What the task asks
Omit the images. Copy each entry word for word.

────────────────

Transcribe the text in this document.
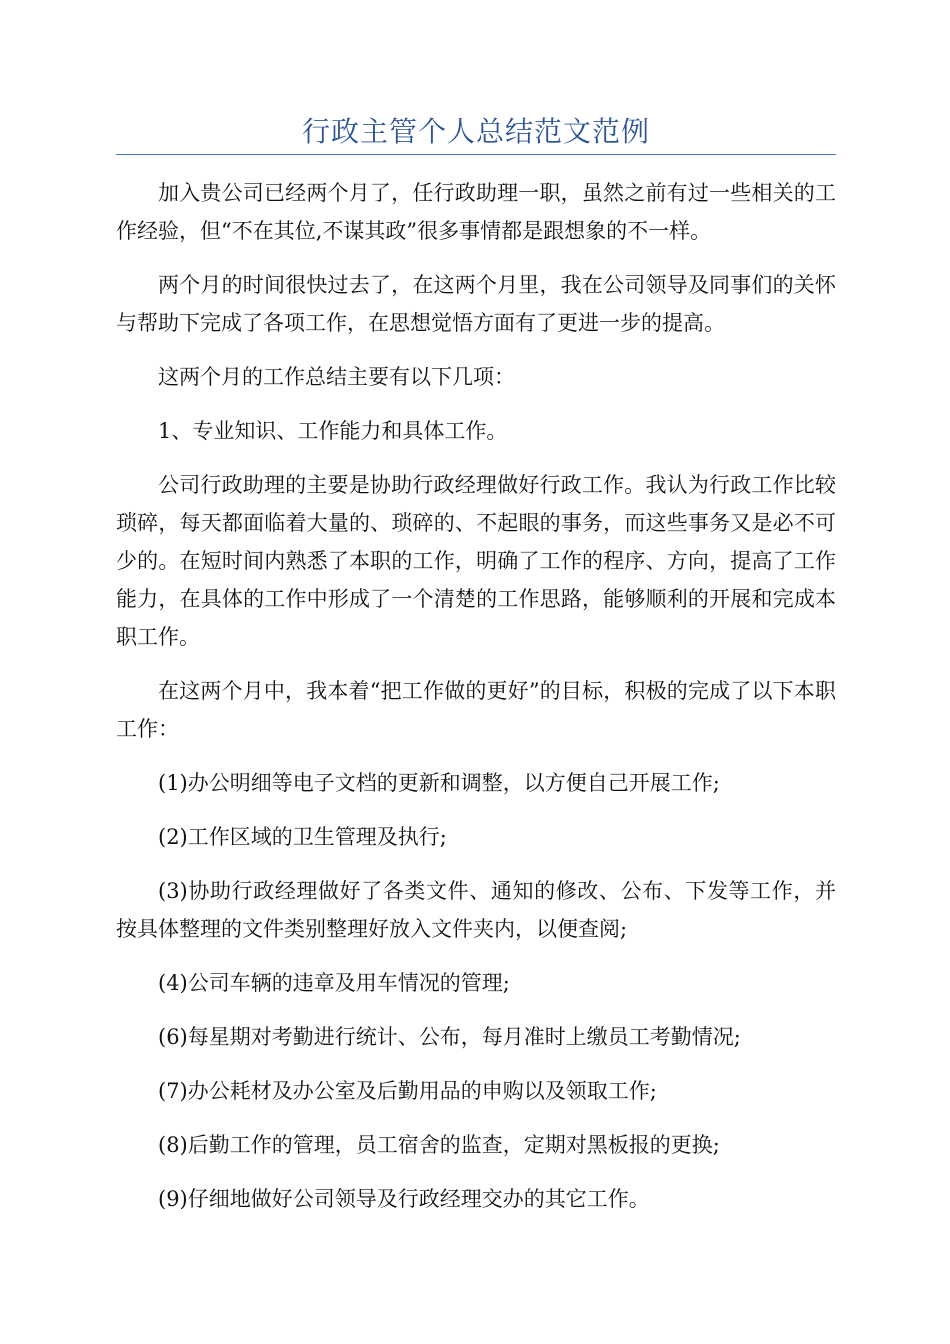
行政主管个人总结范文范例

加入贵公司已经两个月了，任行政助理一职，虽然之前有过一些相关的工作经验，但“不在其位,不谋其政”很多事情都是跟想象的不一样。

两个月的时间很快过去了，在这两个月里，我在公司领导及同事们的关怀与帮助下完成了各项工作，在思想觉悟方面有了更进一步的提高。

这两个月的工作总结主要有以下几项：

1、专业知识、工作能力和具体工作。

公司行政助理的主要是协助行政经理做好行政工作。我认为行政工作比较琐碎，每天都面临着大量的、琐碎的、不起眼的事务，而这些事务又是必不可少的。在短时间内熟悉了本职的工作，明确了工作的程序、方向，提高了工作能力，在具体的工作中形成了一个清楚的工作思路，能够顺利的开展和完成本职工作。

在这两个月中，我本着“把工作做的更好”的目标，积极的完成了以下本职工作：

(1)办公明细等电子文档的更新和调整，以方便自己开展工作;

(2)工作区域的卫生管理及执行;

(3)协助行政经理做好了各类文件、通知的修改、公布、下发等工作，并按具体整理的文件类别整理好放入文件夹内，以便查阅;

(4)公司车辆的违章及用车情况的管理;

(6)每星期对考勤进行统计、公布，每月准时上缴员工考勤情况;

(7)办公耗材及办公室及后勤用品的申购以及领取工作;

(8)后勤工作的管理，员工宿舍的监查，定期对黑板报的更换;

(9)仔细地做好公司领导及行政经理交办的其它工作。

────────────────

Response below
Transcribe the text in this document.
行政主管个人总结范文范例

加入贵公司已经两个月了，任行政助理一职，虽然之前有过一些相关的工作经验，但“不在其位,不谋其政”很多事情都是跟想象的不一样。

两个月的时间很快过去了，在这两个月里，我在公司领导及同事们的关怀与帮助下完成了各项工作，在思想觉悟方面有了更进一步的提高。

这两个月的工作总结主要有以下几项：

1、专业知识、工作能力和具体工作。

公司行政助理的主要是协助行政经理做好行政工作。我认为行政工作比较琐碎，每天都面临着大量的、琐碎的、不起眼的事务，而这些事务又是必不可少的。在短时间内熟悉了本职的工作，明确了工作的程序、方向，提高了工作能力，在具体的工作中形成了一个清楚的工作思路，能够顺利的开展和完成本职工作。

在这两个月中，我本着“把工作做的更好”的目标，积极的完成了以下本职工作：

(1)办公明细等电子文档的更新和调整，以方便自己开展工作;

(2)工作区域的卫生管理及执行;

(3)协助行政经理做好了各类文件、通知的修改、公布、下发等工作，并按具体整理的文件类别整理好放入文件夹内，以便查阅;

(4)公司车辆的违章及用车情况的管理;

(6)每星期对考勤进行统计、公布，每月准时上缴员工考勤情况;

(7)办公耗材及办公室及后勤用品的申购以及领取工作;

(8)后勤工作的管理，员工宿舍的监查，定期对黑板报的更换;

(9)仔细地做好公司领导及行政经理交办的其它工作。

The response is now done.